THE EXERCISE
Copy out the listing that follows, exactly, without its pictures.

Data entries for graphics
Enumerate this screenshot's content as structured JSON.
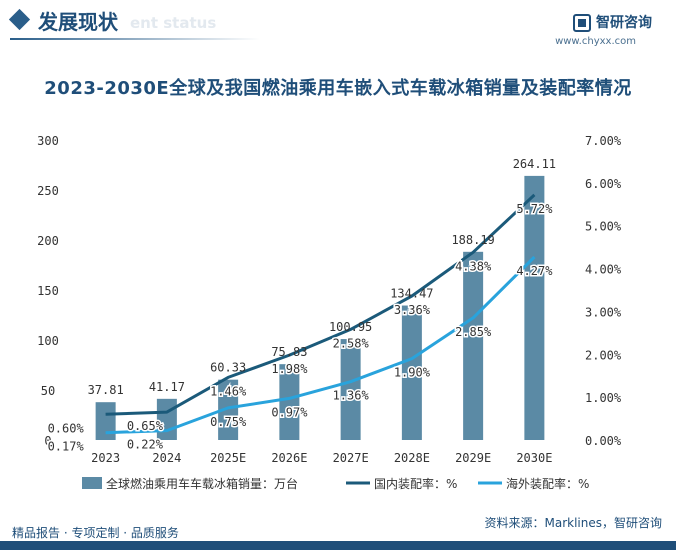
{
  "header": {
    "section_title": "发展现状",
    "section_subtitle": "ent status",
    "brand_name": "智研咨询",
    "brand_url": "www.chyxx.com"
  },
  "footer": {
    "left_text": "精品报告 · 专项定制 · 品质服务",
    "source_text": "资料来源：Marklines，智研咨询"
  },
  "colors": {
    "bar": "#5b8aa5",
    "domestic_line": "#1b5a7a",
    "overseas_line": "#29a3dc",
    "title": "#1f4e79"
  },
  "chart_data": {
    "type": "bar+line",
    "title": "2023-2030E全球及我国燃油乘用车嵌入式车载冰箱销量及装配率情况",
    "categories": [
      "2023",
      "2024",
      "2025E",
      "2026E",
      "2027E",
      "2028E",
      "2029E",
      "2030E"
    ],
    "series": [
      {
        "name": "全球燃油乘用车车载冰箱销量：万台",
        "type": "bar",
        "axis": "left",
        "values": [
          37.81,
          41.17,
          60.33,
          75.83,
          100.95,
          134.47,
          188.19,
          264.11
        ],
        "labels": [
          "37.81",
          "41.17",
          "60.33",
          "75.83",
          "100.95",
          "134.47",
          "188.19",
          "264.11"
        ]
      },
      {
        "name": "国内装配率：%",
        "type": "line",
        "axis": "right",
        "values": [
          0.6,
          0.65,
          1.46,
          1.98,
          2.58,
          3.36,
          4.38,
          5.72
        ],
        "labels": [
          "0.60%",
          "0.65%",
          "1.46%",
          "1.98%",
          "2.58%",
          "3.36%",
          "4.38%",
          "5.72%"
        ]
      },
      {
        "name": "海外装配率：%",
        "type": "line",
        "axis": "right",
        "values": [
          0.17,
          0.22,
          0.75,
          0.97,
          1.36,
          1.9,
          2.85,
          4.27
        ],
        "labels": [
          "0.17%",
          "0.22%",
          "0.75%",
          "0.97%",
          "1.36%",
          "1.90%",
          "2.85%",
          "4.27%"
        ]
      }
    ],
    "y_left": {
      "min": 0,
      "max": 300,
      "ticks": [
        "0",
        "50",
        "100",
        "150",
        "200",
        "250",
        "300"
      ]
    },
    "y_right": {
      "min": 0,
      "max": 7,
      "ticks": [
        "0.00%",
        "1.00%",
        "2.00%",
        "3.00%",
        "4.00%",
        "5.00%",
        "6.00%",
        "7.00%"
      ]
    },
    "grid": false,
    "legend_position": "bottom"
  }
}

SOLUTION FOR THIS EXERCISE
Enumerate this screenshot's content as structured JSON.
{
  "header": {
    "section_title": "发展现状",
    "section_subtitle": "ent status",
    "brand_name": "智研咨询",
    "brand_url": "www.chyxx.com"
  },
  "footer": {
    "left_text": "精品报告 · 专项定制 · 品质服务",
    "source_text": "资料来源：Marklines，智研咨询"
  },
  "colors": {
    "bar": "#5b8aa5",
    "domestic_line": "#1b5a7a",
    "overseas_line": "#29a3dc",
    "title": "#1f4e79"
  },
  "chart_data": {
    "type": "bar+line",
    "title": "2023-2030E全球及我国燃油乘用车嵌入式车载冰箱销量及装配率情况",
    "categories": [
      "2023",
      "2024",
      "2025E",
      "2026E",
      "2027E",
      "2028E",
      "2029E",
      "2030E"
    ],
    "series": [
      {
        "name": "全球燃油乘用车车载冰箱销量：万台",
        "type": "bar",
        "axis": "left",
        "values": [
          37.81,
          41.17,
          60.33,
          75.83,
          100.95,
          134.47,
          188.19,
          264.11
        ],
        "labels": [
          "37.81",
          "41.17",
          "60.33",
          "75.83",
          "100.95",
          "134.47",
          "188.19",
          "264.11"
        ]
      },
      {
        "name": "国内装配率：%",
        "type": "line",
        "axis": "right",
        "values": [
          0.6,
          0.65,
          1.46,
          1.98,
          2.58,
          3.36,
          4.38,
          5.72
        ],
        "labels": [
          "0.60%",
          "0.65%",
          "1.46%",
          "1.98%",
          "2.58%",
          "3.36%",
          "4.38%",
          "5.72%"
        ]
      },
      {
        "name": "海外装配率：%",
        "type": "line",
        "axis": "right",
        "values": [
          0.17,
          0.22,
          0.75,
          0.97,
          1.36,
          1.9,
          2.85,
          4.27
        ],
        "labels": [
          "0.17%",
          "0.22%",
          "0.75%",
          "0.97%",
          "1.36%",
          "1.90%",
          "2.85%",
          "4.27%"
        ]
      }
    ],
    "y_left": {
      "min": 0,
      "max": 300,
      "ticks": [
        "0",
        "50",
        "100",
        "150",
        "200",
        "250",
        "300"
      ]
    },
    "y_right": {
      "min": 0,
      "max": 7,
      "ticks": [
        "0.00%",
        "1.00%",
        "2.00%",
        "3.00%",
        "4.00%",
        "5.00%",
        "6.00%",
        "7.00%"
      ]
    },
    "grid": false,
    "legend_position": "bottom"
  }
}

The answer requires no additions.